# THE TASK:
Transcribe the records that follow, preserving every word.

-=-=-=-=-

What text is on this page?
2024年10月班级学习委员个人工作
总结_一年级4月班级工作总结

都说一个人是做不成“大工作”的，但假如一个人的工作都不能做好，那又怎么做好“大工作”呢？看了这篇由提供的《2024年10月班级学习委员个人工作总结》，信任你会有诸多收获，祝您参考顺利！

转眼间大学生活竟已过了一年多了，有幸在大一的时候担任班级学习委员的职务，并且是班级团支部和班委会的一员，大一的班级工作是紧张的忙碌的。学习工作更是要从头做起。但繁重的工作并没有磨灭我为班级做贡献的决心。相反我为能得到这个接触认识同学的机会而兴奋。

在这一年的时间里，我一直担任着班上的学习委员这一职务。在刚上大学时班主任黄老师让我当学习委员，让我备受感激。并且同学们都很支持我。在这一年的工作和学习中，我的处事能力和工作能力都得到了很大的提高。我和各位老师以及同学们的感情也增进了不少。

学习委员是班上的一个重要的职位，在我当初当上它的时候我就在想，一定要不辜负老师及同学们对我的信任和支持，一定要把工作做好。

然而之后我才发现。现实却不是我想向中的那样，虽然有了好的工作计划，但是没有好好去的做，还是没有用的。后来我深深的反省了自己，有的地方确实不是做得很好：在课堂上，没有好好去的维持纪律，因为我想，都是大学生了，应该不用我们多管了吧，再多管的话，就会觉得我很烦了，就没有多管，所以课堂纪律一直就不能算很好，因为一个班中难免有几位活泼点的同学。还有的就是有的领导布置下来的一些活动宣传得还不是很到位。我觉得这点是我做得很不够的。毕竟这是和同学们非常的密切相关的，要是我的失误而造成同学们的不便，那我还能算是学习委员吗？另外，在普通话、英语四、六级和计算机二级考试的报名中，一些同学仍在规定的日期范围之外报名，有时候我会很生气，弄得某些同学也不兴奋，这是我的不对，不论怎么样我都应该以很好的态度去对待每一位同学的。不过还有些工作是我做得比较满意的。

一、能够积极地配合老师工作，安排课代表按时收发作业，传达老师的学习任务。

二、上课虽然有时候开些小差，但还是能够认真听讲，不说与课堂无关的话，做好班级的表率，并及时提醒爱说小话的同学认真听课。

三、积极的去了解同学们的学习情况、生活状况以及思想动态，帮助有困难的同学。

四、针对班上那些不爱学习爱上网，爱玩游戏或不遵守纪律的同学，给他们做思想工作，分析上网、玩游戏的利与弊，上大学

-=-=-=-=-

# PROBLEM SOLUTION:
What text is on this page?
2024年10月班级学习委员个人工作
总结_一年级4月班级工作总结

都说一个人是做不成“大工作”的，但假如一个人的工作都不能做好，那又怎么做好“大工作”呢？看了这篇由提供的《2024年10月班级学习委员个人工作总结》，信任你会有诸多收获，祝您参考顺利！

转眼间大学生活竟已过了一年多了，有幸在大一的时候担任班级学习委员的职务，并且是班级团支部和班委会的一员，大一的班级工作是紧张的忙碌的。学习工作更是要从头做起。但繁重的工作并没有磨灭我为班级做贡献的决心。相反我为能得到这个接触认识同学的机会而兴奋。

在这一年的时间里，我一直担任着班上的学习委员这一职务。在刚上大学时班主任黄老师让我当学习委员，让我备受感激。并且同学们都很支持我。在这一年的工作和学习中，我的处事能力和工作能力都得到了很大的提高。我和各位老师以及同学们的感情也增进了不少。

学习委员是班上的一个重要的职位，在我当初当上它的时候我就在想，一定要不辜负老师及同学们对我的信任和支持，一定要把工作做好。

然而之后我才发现。现实却不是我想向中的那样，虽然有了好的工作计划，但是没有好好去的做，还是没有用的。后来我深深的反省了自己，有的地方确实不是做得很好：在课堂上，没有好好去的维持纪律，因为我想，都是大学生了，应该不用我们多管了吧，再多管的话，就会觉得我很烦了，就没有多管，所以课堂纪律一直就不能算很好，因为一个班中难免有几位活泼点的同学。还有的就是有的领导布置下来的一些活动宣传得还不是很到位。我觉得这点是我做得很不够的。毕竟这是和同学们非常的密切相关的，要是我的失误而造成同学们的不便，那我还能算是学习委员吗？另外，在普通话、英语四、六级和计算机二级考试的报名中，一些同学仍在规定的日期范围之外报名，有时候我会很生气，弄得某些同学也不兴奋，这是我的不对，不论怎么样我都应该以很好的态度去对待每一位同学的。不过还有些工作是我做得比较满意的。

一、能够积极地配合老师工作，安排课代表按时收发作业，传达老师的学习任务。

二、上课虽然有时候开些小差，但还是能够认真听讲，不说与课堂无关的话，做好班级的表率，并及时提醒爱说小话的同学认真听课。

三、积极的去了解同学们的学习情况、生活状况以及思想动态，帮助有困难的同学。

四、针对班上那些不爱学习爱上网，爱玩游戏或不遵守纪律的同学，给他们做思想工作，分析上网、玩游戏的利与弊，上大学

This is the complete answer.